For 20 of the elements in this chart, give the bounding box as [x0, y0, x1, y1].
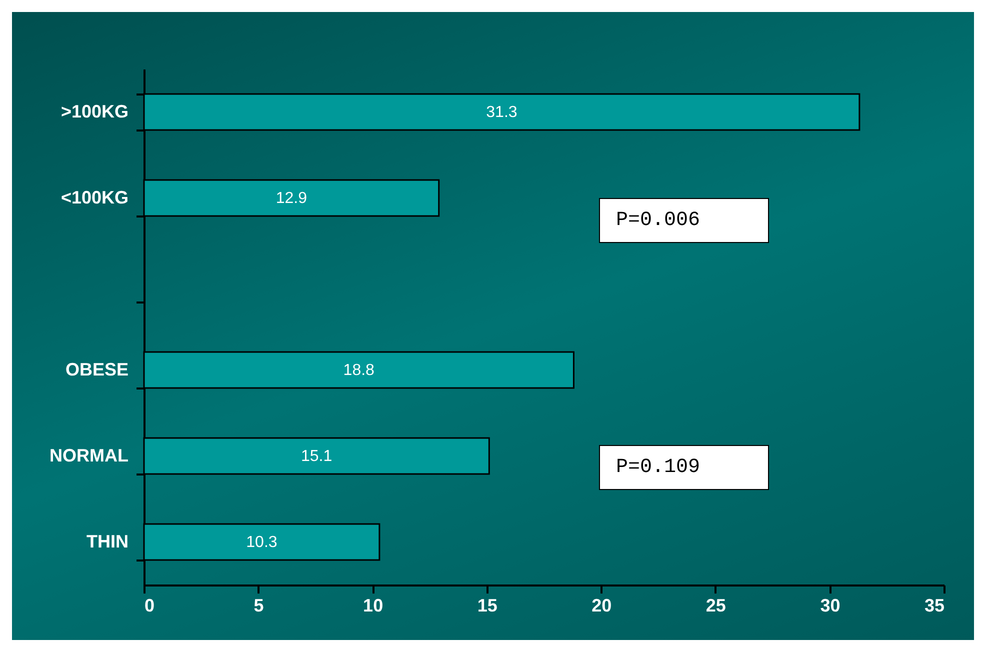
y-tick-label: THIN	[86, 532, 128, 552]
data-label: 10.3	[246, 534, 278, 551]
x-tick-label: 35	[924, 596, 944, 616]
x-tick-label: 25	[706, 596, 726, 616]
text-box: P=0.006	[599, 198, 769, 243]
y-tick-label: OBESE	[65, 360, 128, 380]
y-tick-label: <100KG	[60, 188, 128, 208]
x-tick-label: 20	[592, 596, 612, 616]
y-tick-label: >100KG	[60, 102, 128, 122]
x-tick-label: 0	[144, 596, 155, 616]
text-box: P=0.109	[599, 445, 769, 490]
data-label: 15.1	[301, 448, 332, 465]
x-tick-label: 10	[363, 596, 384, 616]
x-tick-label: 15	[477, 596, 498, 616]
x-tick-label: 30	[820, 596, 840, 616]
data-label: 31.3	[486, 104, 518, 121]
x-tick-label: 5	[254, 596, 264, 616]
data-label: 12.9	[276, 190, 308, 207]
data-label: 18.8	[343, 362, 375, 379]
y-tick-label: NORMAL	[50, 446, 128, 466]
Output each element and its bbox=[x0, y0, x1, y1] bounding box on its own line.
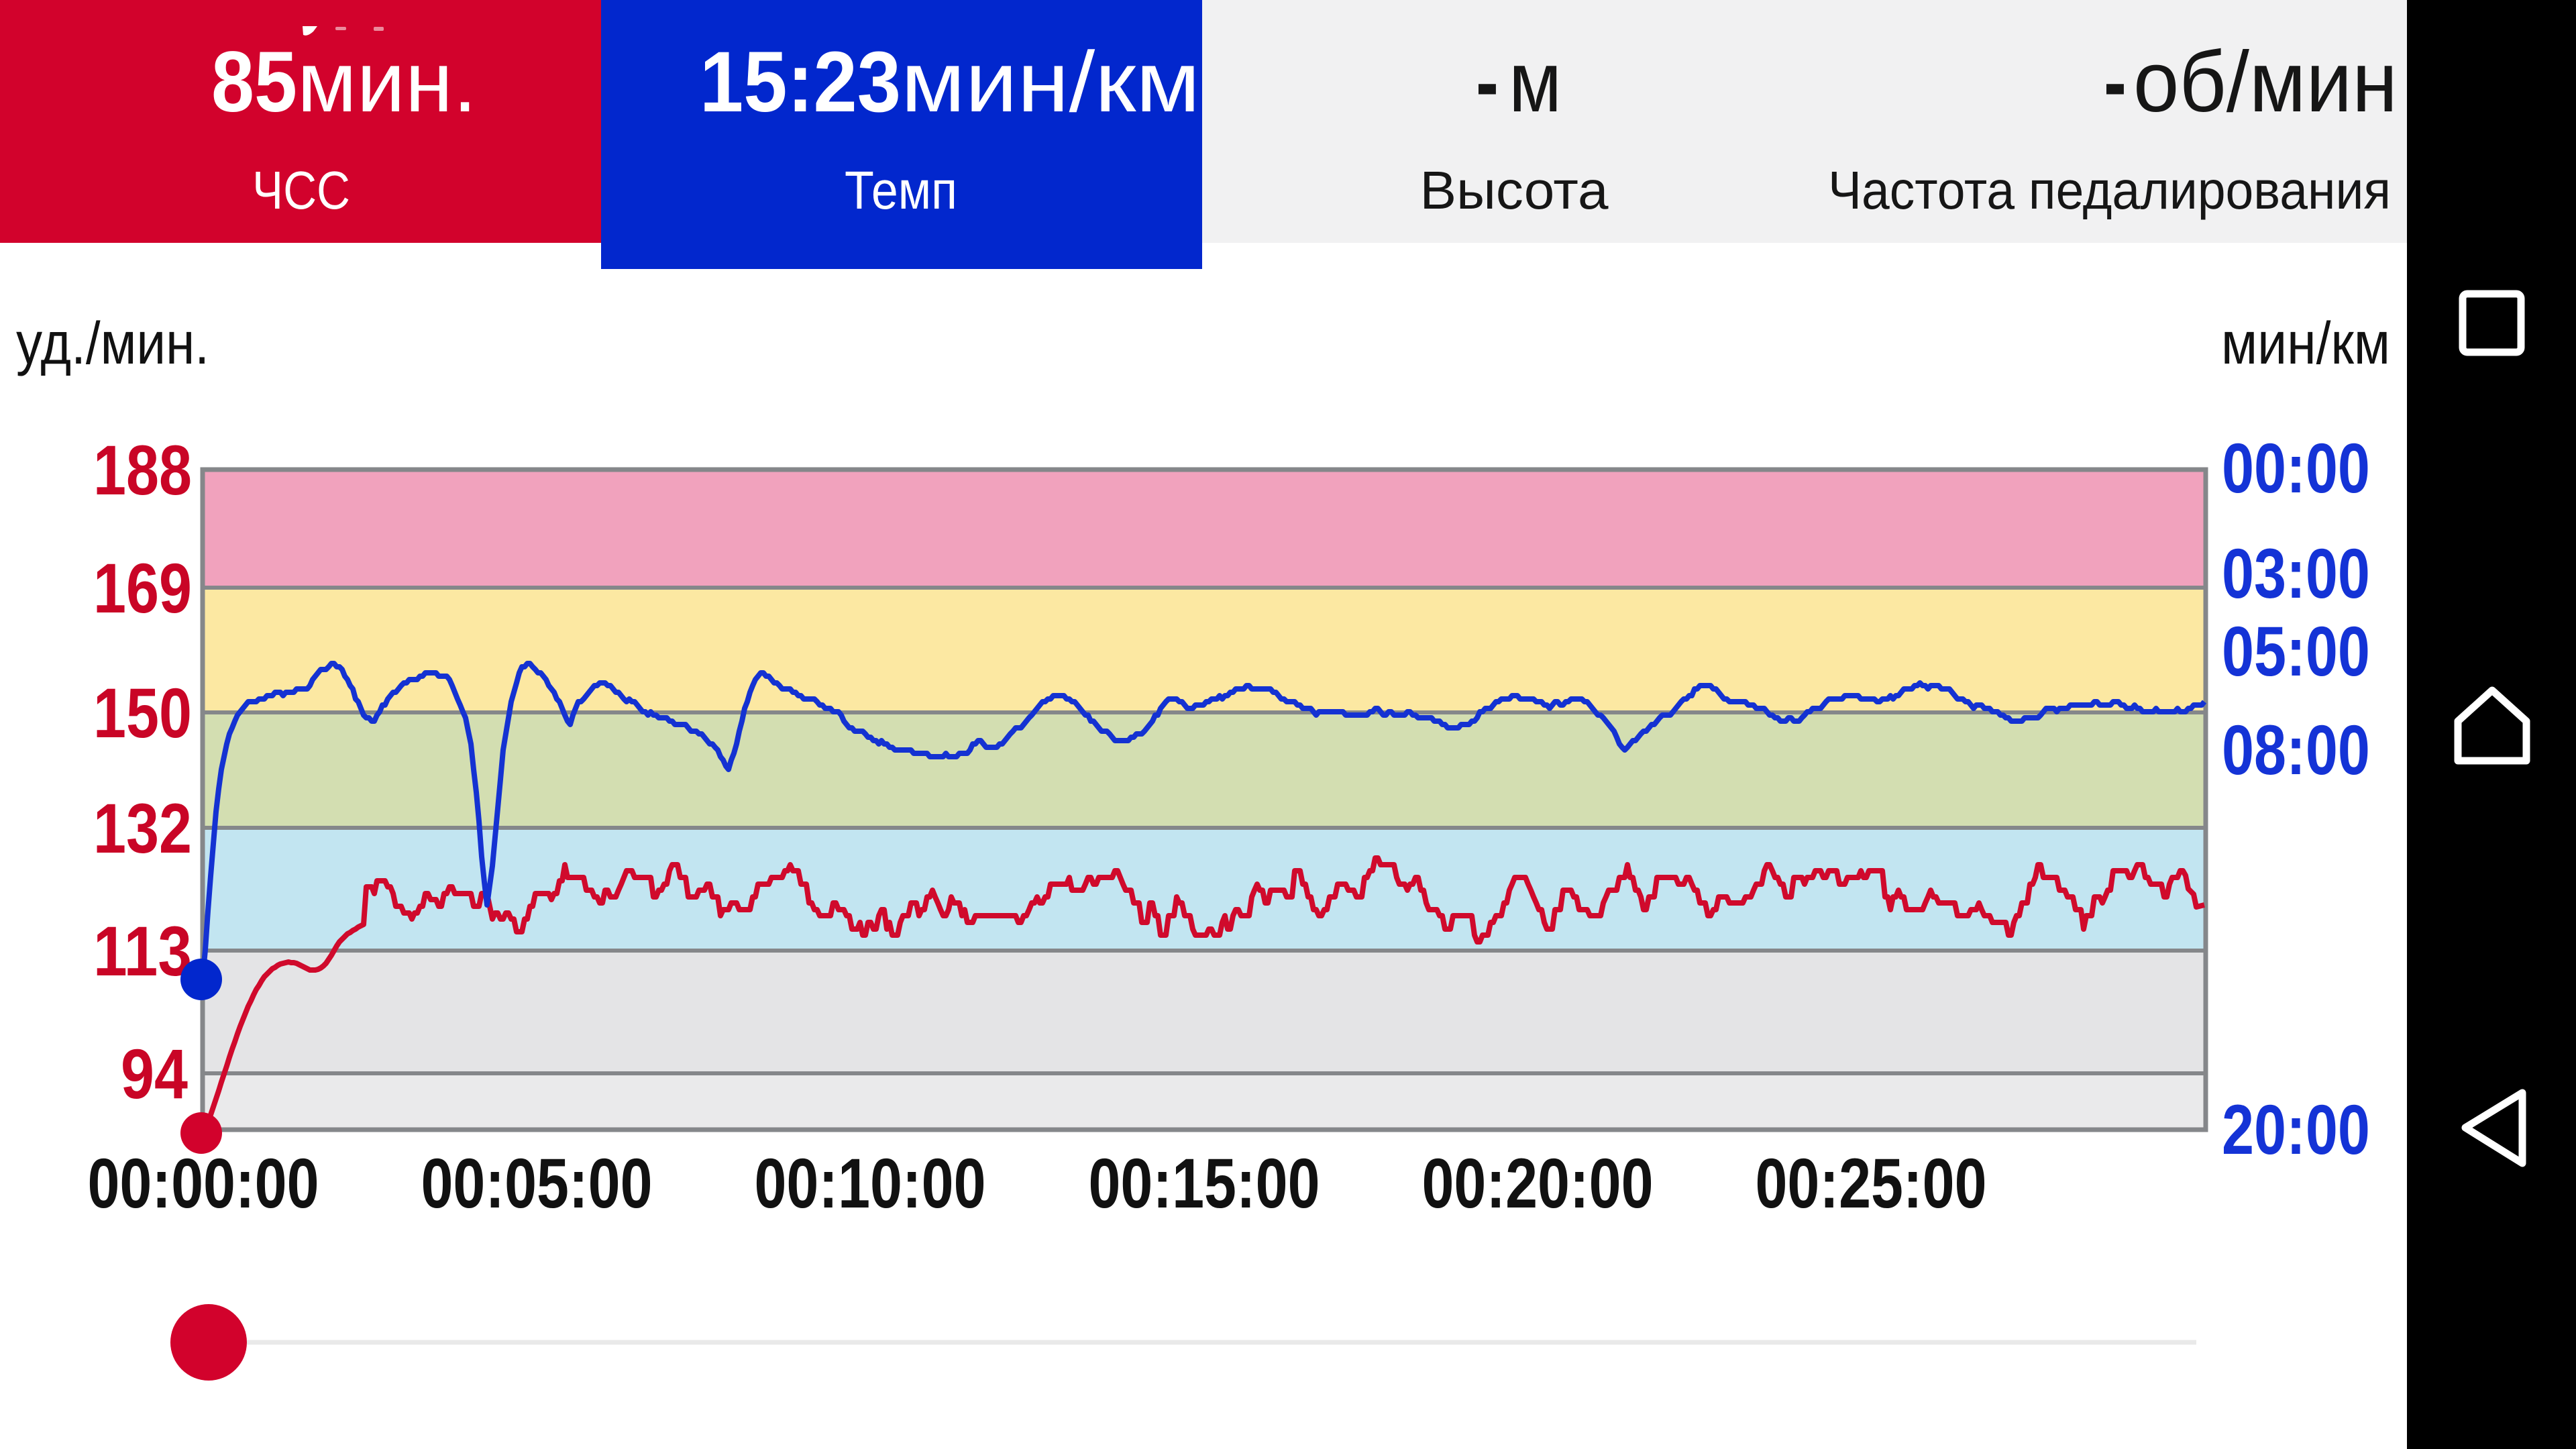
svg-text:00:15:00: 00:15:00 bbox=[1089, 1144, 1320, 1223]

#####

**Request**:
Reproduce every line above word for word, leaving out the pictures.

**Full answer**:
For 20 of the elements in this chart, give the bounding box as [x0, y0, x1, y1].
y-tick-label: THIN	[86, 532, 128, 552]
data-label: 10.3	[246, 534, 278, 551]
x-tick-label: 35	[924, 596, 944, 616]
x-tick-label: 25	[706, 596, 726, 616]
text-box: P=0.006	[599, 198, 769, 243]
y-tick-label: OBESE	[65, 360, 128, 380]
y-tick-label: <100KG	[60, 188, 128, 208]
x-tick-label: 20	[592, 596, 612, 616]
y-tick-label: >100KG	[60, 102, 128, 122]
x-tick-label: 0	[144, 596, 155, 616]
text-box: P=0.109	[599, 445, 769, 490]
data-label: 15.1	[301, 448, 332, 465]
x-tick-label: 10	[363, 596, 384, 616]
x-tick-label: 15	[477, 596, 498, 616]
x-tick-label: 30	[820, 596, 840, 616]
data-label: 31.3	[486, 104, 518, 121]
x-tick-label: 5	[254, 596, 264, 616]
data-label: 12.9	[276, 190, 308, 207]
data-label: 18.8	[343, 362, 375, 379]
y-tick-label: NORMAL	[50, 446, 128, 466]
Output each element and its bbox=[x0, y0, x1, y1] bounding box on its own line.
svg-text:00:15:00: 00:15:00 bbox=[1089, 1144, 1320, 1223]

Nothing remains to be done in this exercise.